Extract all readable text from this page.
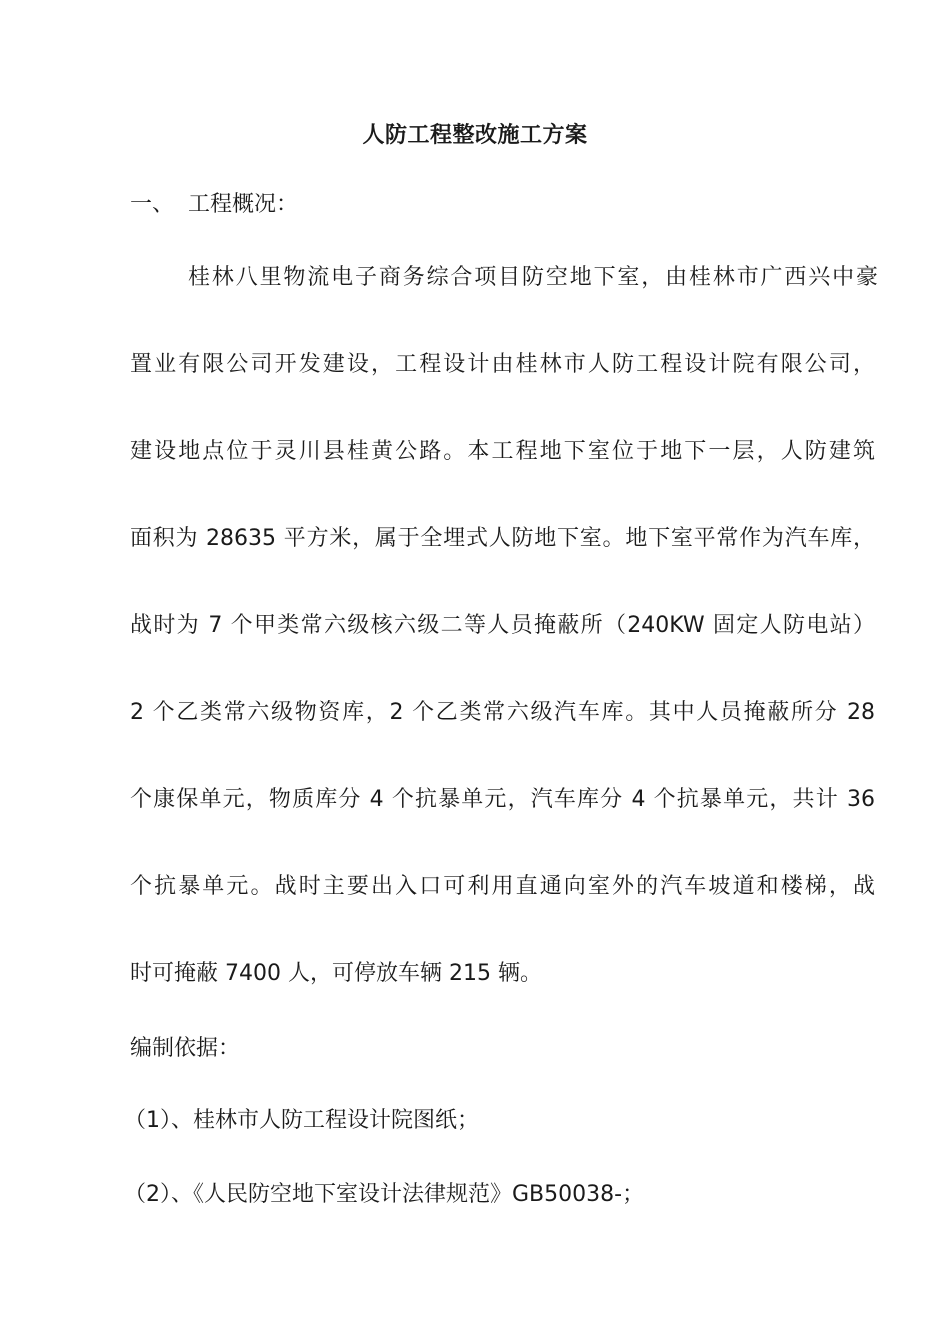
人防工程整改施工方案
一、 工程概况：
桂林八里物流电子商务综合项目防空地下室，由桂林市广西兴中豪
置业有限公司开发建设，工程设计由桂林市人防工程设计院有限公司，
建设地点位于灵川县桂黄公路。本工程地下室位于地下一层，人防建筑
面积为 28635 平方米，属于全埋式人防地下室。地下室平常作为汽车库，
战时为 7 个甲类常六级核六级二等人员掩蔽所（240KW 固定人防电站）
2 个乙类常六级物资库，2 个乙类常六级汽车库。其中人员掩蔽所分 28
个康保单元，物质库分 4 个抗暴单元，汽车库分 4 个抗暴单元，共计 36
个抗暴单元。战时主要出入口可利用直通向室外的汽车坡道和楼梯，战
时可掩蔽 7400 人，可停放车辆 215 辆。
编制依据：
（1）、桂林市人防工程设计院图纸；
（2）、《人民防空地下室设计法律规范》GB50038-；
-*-
-- What the task asks --
From the entries above, output every line exactly and omit any image.

-- Task output --
Extract all readable text from this page.
人防工程整改施工方案
一、 工程概况：
桂林八里物流电子商务综合项目防空地下室，由桂林市广西兴中豪
置业有限公司开发建设，工程设计由桂林市人防工程设计院有限公司，
建设地点位于灵川县桂黄公路。本工程地下室位于地下一层，人防建筑
面积为 28635 平方米，属于全埋式人防地下室。地下室平常作为汽车库，
战时为 7 个甲类常六级核六级二等人员掩蔽所（240KW 固定人防电站）
2 个乙类常六级物资库，2 个乙类常六级汽车库。其中人员掩蔽所分 28
个康保单元，物质库分 4 个抗暴单元，汽车库分 4 个抗暴单元，共计 36
个抗暴单元。战时主要出入口可利用直通向室外的汽车坡道和楼梯，战
时可掩蔽 7400 人，可停放车辆 215 辆。
编制依据：
（1）、桂林市人防工程设计院图纸；
（2）、《人民防空地下室设计法律规范》GB50038-；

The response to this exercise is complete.